-- Exercise instructions --
Where a line of the listing below includes the word "color", reproduce that line.

____ Extracted information

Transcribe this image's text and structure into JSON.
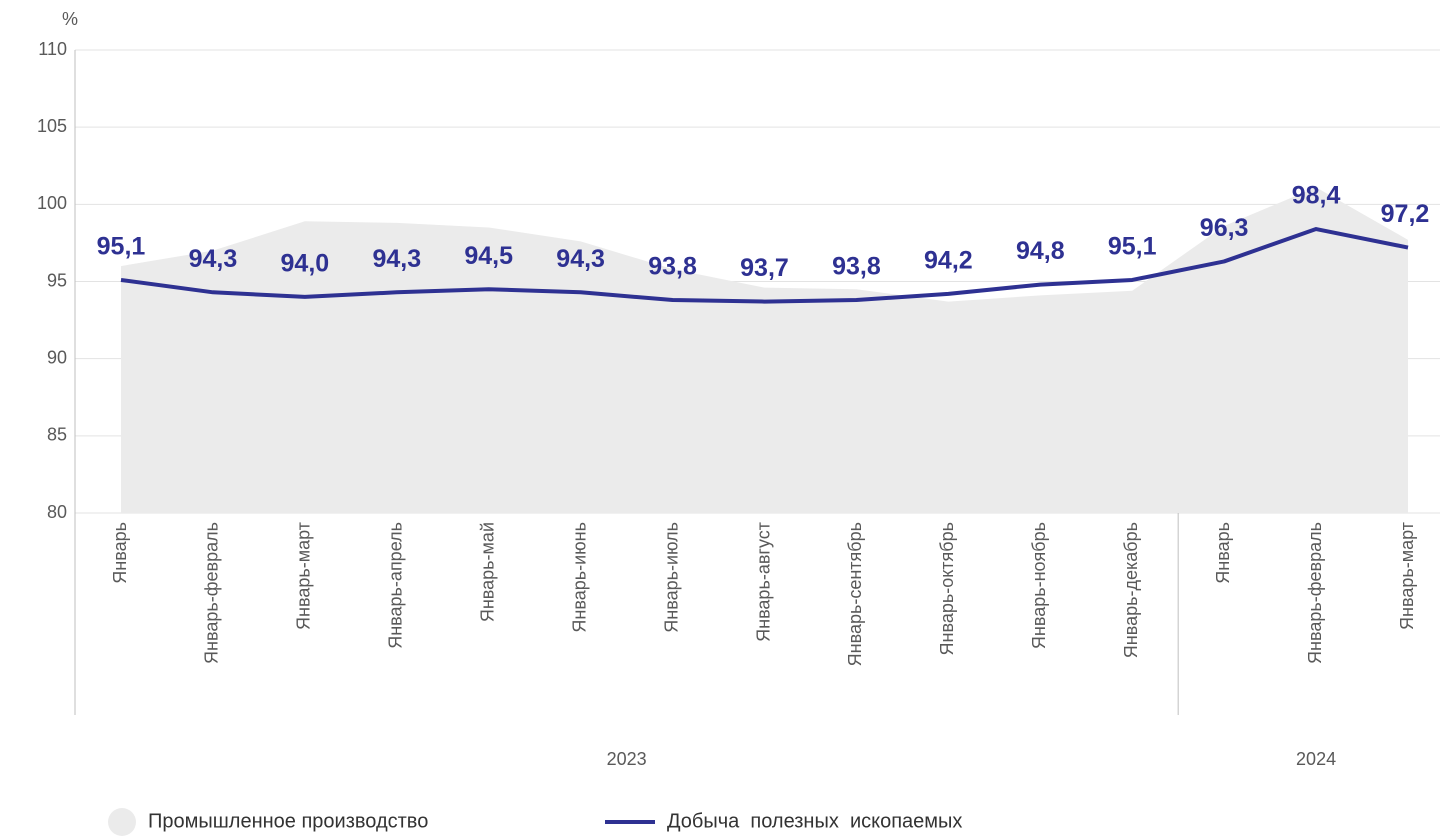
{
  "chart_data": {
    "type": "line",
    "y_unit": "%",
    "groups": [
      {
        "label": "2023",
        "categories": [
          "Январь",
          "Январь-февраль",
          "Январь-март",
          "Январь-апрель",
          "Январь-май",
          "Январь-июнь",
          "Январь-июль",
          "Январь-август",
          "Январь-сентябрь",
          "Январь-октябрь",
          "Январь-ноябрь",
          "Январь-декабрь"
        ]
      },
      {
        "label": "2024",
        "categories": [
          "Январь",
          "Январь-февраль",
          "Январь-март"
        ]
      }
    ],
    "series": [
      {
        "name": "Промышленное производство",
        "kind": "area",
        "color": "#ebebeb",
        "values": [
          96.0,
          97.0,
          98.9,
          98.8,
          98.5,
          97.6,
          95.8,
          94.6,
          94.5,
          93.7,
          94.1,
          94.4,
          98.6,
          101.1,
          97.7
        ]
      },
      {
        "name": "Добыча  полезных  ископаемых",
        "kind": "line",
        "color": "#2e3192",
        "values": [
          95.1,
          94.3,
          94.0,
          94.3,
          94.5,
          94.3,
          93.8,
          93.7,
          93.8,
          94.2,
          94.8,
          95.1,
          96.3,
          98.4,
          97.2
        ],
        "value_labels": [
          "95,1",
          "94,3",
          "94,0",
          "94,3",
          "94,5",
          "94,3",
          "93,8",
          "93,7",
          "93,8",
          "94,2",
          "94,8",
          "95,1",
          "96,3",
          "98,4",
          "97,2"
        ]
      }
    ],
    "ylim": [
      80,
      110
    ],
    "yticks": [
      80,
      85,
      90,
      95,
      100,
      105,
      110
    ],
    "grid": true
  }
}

________
____ Extracted information

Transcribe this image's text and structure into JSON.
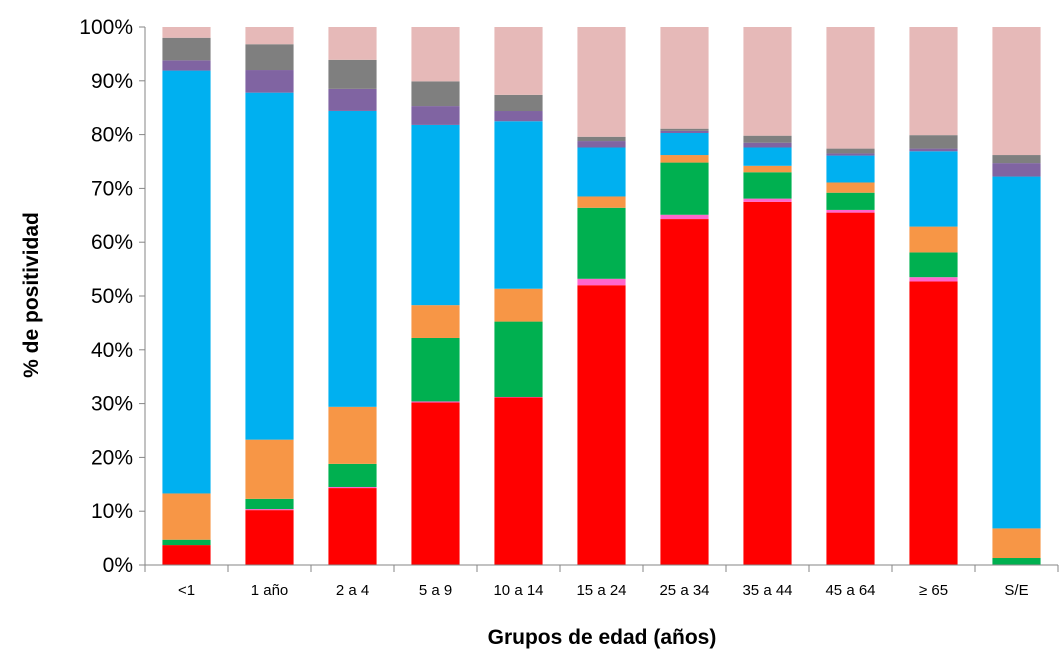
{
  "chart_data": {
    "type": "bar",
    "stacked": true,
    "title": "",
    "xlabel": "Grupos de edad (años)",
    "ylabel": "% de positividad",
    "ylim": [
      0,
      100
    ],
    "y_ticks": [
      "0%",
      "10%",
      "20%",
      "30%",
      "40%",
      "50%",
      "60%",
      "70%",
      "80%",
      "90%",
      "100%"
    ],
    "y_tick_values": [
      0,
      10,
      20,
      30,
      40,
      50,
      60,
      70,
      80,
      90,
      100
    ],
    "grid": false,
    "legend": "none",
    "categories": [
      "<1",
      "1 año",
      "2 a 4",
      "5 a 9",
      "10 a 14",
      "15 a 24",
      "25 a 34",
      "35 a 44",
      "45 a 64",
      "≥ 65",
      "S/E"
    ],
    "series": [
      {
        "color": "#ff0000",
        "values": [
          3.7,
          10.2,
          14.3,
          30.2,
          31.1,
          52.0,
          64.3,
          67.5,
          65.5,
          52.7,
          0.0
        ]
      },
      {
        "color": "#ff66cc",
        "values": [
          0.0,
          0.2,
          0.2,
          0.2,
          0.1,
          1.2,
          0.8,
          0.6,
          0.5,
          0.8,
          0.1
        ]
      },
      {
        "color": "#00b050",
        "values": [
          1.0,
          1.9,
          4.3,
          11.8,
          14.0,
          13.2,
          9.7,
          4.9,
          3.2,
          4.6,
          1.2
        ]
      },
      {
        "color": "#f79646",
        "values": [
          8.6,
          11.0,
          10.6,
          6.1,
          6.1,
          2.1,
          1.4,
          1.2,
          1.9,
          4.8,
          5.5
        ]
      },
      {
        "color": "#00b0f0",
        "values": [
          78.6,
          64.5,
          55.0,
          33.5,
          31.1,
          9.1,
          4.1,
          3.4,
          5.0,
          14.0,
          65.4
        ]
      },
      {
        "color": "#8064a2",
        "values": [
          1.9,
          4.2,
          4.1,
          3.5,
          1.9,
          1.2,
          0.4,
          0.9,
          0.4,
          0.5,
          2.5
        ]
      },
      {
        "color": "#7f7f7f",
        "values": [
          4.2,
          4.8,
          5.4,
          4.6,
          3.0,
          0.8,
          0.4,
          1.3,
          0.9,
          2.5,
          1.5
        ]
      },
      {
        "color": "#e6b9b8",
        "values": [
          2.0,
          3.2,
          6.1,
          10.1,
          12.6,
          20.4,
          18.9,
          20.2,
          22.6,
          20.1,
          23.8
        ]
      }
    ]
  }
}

________

-- Output below --
        "color": "#ebebeb",
        "color": "#2e3192",
        "color": "#ff0000",
        "color": "#ff66cc",
        "color": "#00b050",
        "color": "#f79646",
        "color": "#00b0f0",
        "color": "#8064a2",
        "color": "#7f7f7f",
        "color": "#e6b9b8",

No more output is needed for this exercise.